PROBLEM REQUIREMENTS: Pull out from the material below all lines with "Class".

Collected data entries:
╭──
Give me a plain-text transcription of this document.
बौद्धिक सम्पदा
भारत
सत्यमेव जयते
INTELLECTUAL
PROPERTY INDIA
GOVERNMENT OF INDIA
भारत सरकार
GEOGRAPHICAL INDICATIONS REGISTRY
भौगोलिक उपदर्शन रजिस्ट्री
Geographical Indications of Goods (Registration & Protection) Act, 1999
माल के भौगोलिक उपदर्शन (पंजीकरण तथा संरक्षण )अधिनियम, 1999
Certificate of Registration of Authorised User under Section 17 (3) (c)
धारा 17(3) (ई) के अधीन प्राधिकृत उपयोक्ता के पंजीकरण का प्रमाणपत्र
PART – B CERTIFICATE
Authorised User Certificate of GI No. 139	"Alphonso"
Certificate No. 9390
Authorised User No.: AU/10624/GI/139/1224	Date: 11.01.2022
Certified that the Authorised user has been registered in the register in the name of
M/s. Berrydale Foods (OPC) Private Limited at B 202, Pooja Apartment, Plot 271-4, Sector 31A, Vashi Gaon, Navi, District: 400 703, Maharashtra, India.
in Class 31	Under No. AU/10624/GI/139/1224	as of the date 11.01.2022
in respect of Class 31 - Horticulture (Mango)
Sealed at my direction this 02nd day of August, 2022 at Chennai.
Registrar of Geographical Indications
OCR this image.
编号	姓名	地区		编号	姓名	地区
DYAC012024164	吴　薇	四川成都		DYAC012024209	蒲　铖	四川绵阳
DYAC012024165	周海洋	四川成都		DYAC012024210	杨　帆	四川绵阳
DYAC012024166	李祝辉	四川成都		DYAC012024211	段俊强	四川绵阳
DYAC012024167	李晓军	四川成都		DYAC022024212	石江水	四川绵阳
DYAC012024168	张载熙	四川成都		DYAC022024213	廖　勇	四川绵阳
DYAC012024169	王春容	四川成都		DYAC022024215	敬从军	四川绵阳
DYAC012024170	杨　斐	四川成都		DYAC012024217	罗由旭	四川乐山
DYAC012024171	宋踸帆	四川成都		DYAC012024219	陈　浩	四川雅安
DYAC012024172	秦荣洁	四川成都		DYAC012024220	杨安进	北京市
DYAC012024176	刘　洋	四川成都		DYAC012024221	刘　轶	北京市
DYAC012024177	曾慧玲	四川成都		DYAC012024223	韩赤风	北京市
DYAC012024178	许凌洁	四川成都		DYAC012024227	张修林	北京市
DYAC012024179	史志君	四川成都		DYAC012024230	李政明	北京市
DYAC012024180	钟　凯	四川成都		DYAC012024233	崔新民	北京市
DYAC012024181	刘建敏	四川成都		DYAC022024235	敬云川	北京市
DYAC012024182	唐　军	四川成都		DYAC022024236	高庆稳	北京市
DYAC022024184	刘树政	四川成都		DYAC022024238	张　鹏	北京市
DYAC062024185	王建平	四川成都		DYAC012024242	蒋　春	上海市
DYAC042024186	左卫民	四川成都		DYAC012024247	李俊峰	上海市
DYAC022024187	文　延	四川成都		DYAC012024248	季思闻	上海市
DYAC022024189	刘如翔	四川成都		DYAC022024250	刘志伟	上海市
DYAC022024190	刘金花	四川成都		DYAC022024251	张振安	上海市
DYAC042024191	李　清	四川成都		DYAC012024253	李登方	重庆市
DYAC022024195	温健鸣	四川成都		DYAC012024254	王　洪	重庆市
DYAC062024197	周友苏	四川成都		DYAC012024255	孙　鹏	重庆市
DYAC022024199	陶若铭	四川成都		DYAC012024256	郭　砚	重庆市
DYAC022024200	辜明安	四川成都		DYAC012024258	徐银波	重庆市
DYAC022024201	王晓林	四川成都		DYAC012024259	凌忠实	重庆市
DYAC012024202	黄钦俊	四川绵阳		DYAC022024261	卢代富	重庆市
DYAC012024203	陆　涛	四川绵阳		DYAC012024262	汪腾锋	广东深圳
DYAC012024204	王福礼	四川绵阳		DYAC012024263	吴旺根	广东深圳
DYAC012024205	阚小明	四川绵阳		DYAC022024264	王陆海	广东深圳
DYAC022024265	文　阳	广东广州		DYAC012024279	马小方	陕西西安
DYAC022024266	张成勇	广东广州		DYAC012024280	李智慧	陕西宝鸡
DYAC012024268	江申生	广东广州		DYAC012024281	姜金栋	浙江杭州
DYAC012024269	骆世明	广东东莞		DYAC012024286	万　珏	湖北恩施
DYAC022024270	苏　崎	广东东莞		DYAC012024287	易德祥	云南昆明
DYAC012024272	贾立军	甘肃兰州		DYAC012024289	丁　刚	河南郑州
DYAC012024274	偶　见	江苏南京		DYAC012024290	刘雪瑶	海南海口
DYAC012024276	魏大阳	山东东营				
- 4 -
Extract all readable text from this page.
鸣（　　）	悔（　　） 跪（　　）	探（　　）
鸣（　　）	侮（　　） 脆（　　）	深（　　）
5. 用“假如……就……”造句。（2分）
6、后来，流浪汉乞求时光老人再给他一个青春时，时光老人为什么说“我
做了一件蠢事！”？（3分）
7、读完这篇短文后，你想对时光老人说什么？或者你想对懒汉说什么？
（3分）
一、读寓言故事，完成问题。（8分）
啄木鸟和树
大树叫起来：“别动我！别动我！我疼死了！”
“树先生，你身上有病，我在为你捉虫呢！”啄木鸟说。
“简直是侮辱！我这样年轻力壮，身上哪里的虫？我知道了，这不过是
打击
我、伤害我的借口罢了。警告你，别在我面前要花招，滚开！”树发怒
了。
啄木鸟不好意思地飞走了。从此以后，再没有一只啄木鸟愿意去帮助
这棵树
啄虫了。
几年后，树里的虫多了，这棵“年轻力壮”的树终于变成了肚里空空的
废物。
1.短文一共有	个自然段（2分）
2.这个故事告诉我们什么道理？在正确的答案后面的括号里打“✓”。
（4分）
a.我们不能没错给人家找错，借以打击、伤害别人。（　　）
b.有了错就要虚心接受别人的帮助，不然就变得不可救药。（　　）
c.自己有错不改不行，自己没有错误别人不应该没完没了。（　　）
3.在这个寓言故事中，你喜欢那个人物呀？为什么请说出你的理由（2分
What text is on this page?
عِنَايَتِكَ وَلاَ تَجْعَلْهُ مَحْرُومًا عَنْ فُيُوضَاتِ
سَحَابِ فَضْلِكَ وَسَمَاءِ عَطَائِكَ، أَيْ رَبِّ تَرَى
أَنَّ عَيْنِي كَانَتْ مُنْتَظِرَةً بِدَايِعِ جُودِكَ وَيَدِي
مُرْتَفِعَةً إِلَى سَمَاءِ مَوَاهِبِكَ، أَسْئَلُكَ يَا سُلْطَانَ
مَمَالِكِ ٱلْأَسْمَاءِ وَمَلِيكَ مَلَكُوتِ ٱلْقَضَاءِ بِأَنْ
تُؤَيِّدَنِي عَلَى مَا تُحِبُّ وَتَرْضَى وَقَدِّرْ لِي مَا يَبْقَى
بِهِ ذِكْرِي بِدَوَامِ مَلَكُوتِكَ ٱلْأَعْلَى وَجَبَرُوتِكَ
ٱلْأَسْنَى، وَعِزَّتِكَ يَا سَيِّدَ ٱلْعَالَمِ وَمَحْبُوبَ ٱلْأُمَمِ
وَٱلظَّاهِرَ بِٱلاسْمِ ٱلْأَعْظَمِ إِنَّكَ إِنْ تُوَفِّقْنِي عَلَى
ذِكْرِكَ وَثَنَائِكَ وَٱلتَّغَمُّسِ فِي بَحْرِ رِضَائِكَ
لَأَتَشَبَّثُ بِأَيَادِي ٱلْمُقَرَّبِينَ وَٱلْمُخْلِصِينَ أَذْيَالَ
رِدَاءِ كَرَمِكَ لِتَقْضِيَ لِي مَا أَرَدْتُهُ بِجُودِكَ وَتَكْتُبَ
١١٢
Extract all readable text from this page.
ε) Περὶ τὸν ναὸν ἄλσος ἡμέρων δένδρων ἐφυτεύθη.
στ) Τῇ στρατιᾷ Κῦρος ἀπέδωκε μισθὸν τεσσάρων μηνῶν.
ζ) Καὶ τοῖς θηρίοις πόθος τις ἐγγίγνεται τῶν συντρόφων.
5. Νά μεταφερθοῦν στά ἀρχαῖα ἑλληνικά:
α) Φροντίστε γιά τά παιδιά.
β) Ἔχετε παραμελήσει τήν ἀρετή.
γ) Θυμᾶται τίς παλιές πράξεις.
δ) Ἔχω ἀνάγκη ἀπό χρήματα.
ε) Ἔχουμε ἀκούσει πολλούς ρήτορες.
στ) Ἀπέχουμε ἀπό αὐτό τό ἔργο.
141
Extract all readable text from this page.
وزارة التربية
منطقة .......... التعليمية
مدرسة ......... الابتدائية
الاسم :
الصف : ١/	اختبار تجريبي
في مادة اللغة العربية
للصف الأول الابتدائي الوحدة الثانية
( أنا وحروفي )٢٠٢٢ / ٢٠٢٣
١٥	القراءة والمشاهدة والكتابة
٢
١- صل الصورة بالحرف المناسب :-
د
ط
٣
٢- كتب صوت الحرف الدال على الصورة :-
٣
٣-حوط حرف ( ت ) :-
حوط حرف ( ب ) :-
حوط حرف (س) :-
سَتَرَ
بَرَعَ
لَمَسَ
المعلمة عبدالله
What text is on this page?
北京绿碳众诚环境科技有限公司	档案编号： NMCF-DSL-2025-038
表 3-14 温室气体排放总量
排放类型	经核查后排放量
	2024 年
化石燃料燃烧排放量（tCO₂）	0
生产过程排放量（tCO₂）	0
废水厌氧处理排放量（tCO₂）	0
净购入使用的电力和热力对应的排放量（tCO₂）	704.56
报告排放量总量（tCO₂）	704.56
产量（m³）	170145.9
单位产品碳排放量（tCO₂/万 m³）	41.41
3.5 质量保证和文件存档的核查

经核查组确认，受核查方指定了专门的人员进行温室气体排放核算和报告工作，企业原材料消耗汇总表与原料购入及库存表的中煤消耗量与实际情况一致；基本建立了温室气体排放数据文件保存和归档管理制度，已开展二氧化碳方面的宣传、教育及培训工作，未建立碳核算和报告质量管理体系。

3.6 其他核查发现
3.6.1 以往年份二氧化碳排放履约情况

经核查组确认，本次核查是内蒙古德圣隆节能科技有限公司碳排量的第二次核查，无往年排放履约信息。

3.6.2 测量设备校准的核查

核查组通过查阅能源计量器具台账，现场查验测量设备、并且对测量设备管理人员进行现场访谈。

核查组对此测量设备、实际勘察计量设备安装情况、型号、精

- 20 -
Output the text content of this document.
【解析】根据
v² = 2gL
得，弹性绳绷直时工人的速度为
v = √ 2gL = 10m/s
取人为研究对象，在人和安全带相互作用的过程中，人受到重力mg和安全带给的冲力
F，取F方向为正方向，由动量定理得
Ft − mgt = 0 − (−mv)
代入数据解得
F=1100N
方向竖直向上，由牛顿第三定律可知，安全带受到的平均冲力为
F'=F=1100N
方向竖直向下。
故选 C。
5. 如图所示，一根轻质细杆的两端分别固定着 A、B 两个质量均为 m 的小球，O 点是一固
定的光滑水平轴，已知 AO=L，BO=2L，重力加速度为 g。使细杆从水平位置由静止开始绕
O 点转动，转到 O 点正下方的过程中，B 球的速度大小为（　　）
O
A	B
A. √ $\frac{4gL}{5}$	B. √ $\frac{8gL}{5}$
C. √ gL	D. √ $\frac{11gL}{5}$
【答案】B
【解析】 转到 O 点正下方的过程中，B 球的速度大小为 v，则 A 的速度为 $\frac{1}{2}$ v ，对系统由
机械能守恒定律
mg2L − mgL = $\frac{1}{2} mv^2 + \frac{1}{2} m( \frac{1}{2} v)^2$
╰──
OUTPUT:
in Class 31	Under No. AU/10624/GI/139/1224	as of the date 11.01.2022
in respect of Class 31 - Horticulture (Mango)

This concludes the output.